MATERIAL PROVIDED:
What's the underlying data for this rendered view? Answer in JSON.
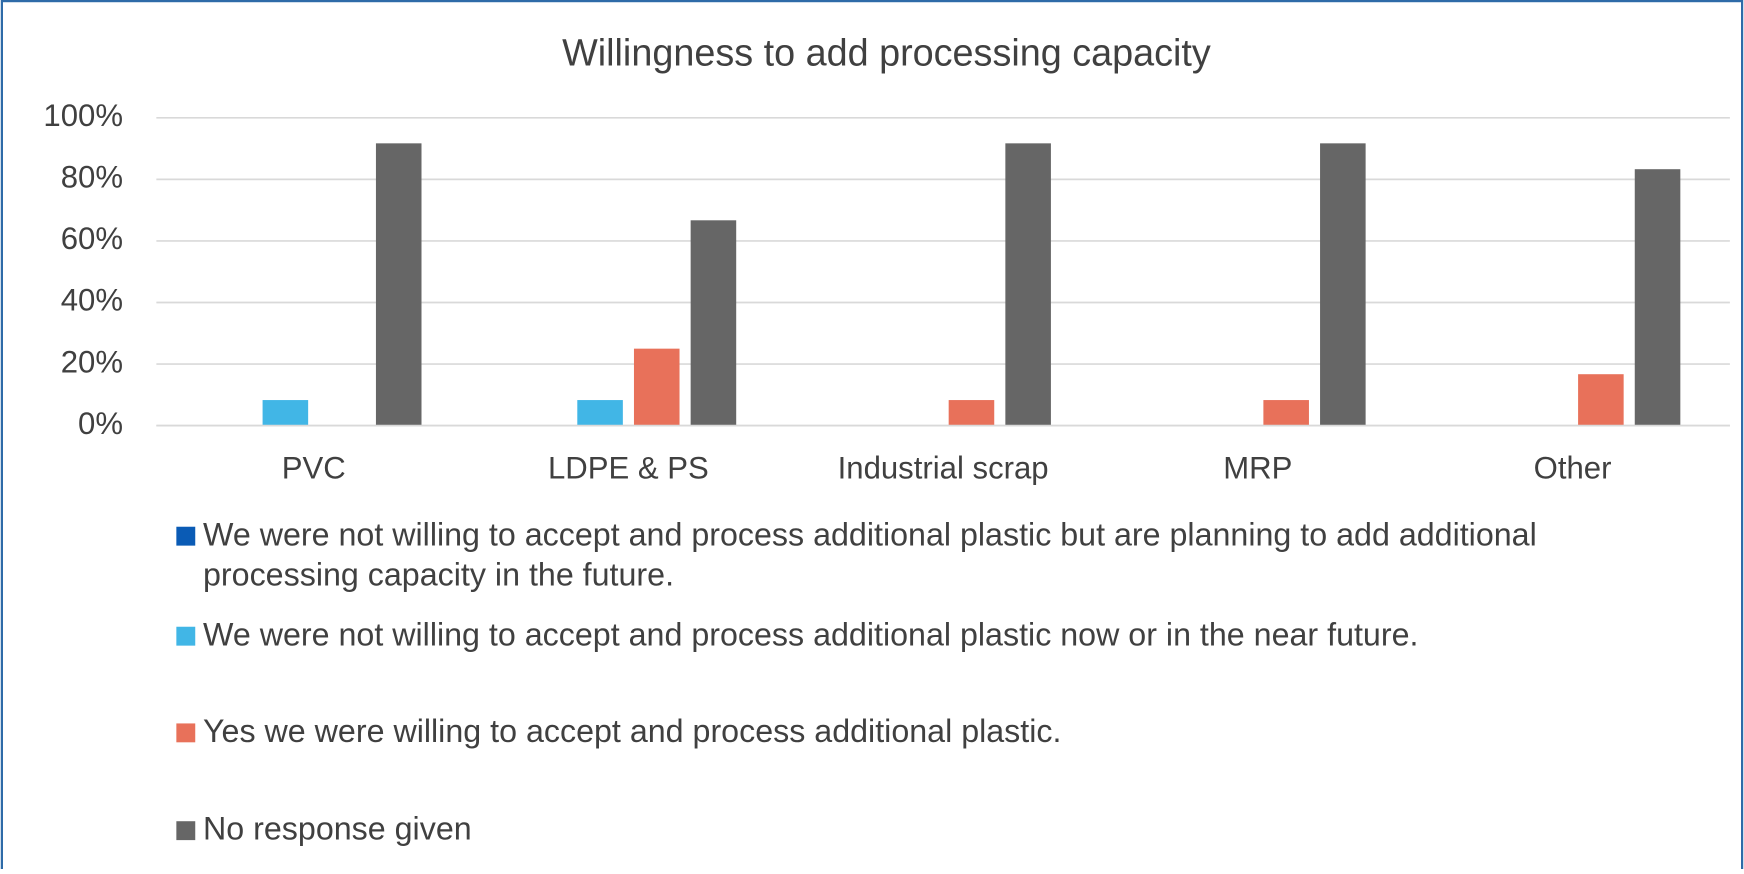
{
  "chart_data": {
    "type": "bar",
    "title": "Willingness to add processing capacity",
    "categories": [
      "PVC",
      "LDPE & PS",
      "Industrial scrap",
      "MRP",
      "Other"
    ],
    "series": [
      {
        "name": "We were not willing to accept and process additional plastic but are planning to add additional processing capacity in the future.",
        "color": "#0a5bb5",
        "values": [
          0,
          0,
          0,
          0,
          0
        ]
      },
      {
        "name": "We were not willing to accept and process additional plastic now or in the near future.",
        "color": "#41b6e6",
        "values": [
          8.3,
          8.3,
          0,
          0,
          0
        ]
      },
      {
        "name": "Yes we were willing to accept and process additional plastic.",
        "color": "#e8715a",
        "values": [
          0,
          25,
          8.3,
          8.3,
          16.7
        ]
      },
      {
        "name": "No response given",
        "color": "#666666",
        "values": [
          91.7,
          66.7,
          91.7,
          91.7,
          83.3
        ]
      }
    ],
    "ylim": [
      0,
      100
    ],
    "yticks": [
      {
        "value": 0,
        "label": "0%"
      },
      {
        "value": 20,
        "label": "20%"
      },
      {
        "value": 40,
        "label": "40%"
      },
      {
        "value": 60,
        "label": "60%"
      },
      {
        "value": 80,
        "label": "80%"
      },
      {
        "value": 100,
        "label": "100%"
      }
    ],
    "grid": true,
    "legend": "bottom"
  }
}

CHALLENGE: Show every line of the listing in which the string "processing" can be found.

CORRECT RESULT:
    "title": "Willingness to add processing capacity",
        "name": "We were not willing to accept and process additional plastic but are planning to add additional processing capacity in the future.",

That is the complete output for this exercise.